◆ SHORT TASK
Make an exact copy of all the entries, with the pictures left out.

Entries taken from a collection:

◆ ◆ ◆ ◆ ◆ ◆ ◆

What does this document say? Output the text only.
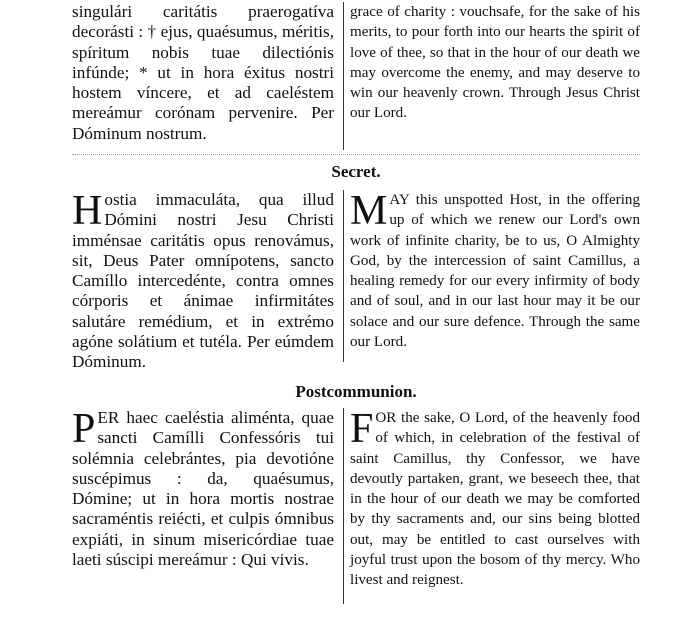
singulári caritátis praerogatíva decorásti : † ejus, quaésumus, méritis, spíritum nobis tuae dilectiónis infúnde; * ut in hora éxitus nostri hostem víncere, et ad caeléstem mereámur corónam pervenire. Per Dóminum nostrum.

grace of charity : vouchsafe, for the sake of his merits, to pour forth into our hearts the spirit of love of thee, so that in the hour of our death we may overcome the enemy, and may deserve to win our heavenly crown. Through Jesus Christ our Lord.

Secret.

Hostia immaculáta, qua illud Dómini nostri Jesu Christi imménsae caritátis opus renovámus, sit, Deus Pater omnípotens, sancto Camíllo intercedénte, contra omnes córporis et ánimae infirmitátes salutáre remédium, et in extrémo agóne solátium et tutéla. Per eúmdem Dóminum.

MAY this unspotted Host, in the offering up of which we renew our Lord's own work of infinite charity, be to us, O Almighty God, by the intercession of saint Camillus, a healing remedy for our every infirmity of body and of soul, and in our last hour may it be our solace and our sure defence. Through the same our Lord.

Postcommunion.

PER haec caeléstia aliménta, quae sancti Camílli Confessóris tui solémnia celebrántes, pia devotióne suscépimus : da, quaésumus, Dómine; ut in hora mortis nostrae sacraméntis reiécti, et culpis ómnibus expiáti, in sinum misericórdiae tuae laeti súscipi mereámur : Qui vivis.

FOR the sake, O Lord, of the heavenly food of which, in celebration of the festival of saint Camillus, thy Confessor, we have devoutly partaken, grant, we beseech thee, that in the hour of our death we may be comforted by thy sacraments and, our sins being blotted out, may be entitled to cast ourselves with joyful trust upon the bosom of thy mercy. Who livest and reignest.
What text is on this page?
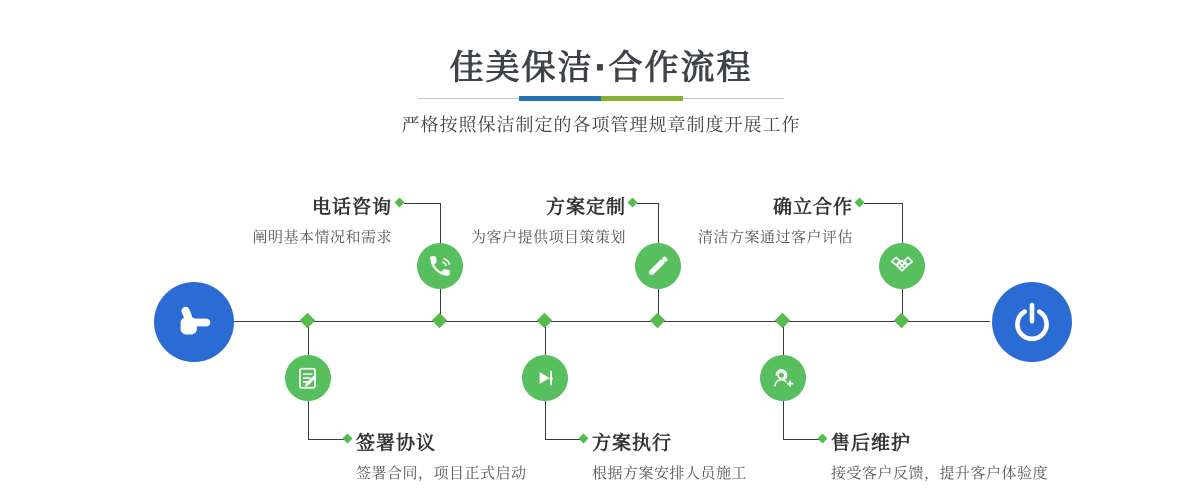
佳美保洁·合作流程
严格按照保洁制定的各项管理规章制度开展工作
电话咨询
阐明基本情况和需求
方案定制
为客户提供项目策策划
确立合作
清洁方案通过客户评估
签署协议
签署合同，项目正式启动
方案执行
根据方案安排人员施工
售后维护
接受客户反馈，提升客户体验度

◆ ◆ ◆ ◆ ◆ ◆ ◆

◆ ANSWER FOR THE TASK
What does this document say? Output the text only.
singulári caritátis praerogatíva decorásti : † ejus, quaésumus, méritis, spíritum nobis tuae dilectiónis infúnde; * ut in hora éxitus nostri hostem víncere, et ad caeléstem mereámur corónam pervenire. Per Dóminum nostrum.

grace of charity : vouchsafe, for the sake of his merits, to pour forth into our hearts the spirit of love of thee, so that in the hour of our death we may overcome the enemy, and may deserve to win our heavenly crown. Through Jesus Christ our Lord.

Secret.

Hostia immaculáta, qua illud Dómini nostri Jesu Christi imménsae caritátis opus renovámus, sit, Deus Pater omnípotens, sancto Camíllo intercedénte, contra omnes córporis et ánimae infirmitátes salutáre remédium, et in extrémo agóne solátium et tutéla. Per eúmdem Dóminum.

MAY this unspotted Host, in the offering up of which we renew our Lord's own work of infinite charity, be to us, O Almighty God, by the intercession of saint Camillus, a healing remedy for our every infirmity of body and of soul, and in our last hour may it be our solace and our sure defence. Through the same our Lord.

Postcommunion.

PER haec caeléstia aliménta, quae sancti Camílli Confessóris tui solémnia celebrántes, pia devotióne suscépimus : da, quaésumus, Dómine; ut in hora mortis nostrae sacraméntis reiécti, et culpis ómnibus expiáti, in sinum misericórdiae tuae laeti súscipi mereámur : Qui vivis.

FOR the sake, O Lord, of the heavenly food of which, in celebration of the festival of saint Camillus, thy Confessor, we have devoutly partaken, grant, we beseech thee, that in the hour of our death we may be comforted by thy sacraments and, our sins being blotted out, may be entitled to cast ourselves with joyful trust upon the bosom of thy mercy. Who livest and reignest.
What text is on this page?
佳美保洁·合作流程
严格按照保洁制定的各项管理规章制度开展工作
电话咨询
阐明基本情况和需求
方案定制
为客户提供项目策策划
确立合作
清洁方案通过客户评估
签署协议
签署合同，项目正式启动
方案执行
根据方案安排人员施工
售后维护
接受客户反馈，提升客户体验度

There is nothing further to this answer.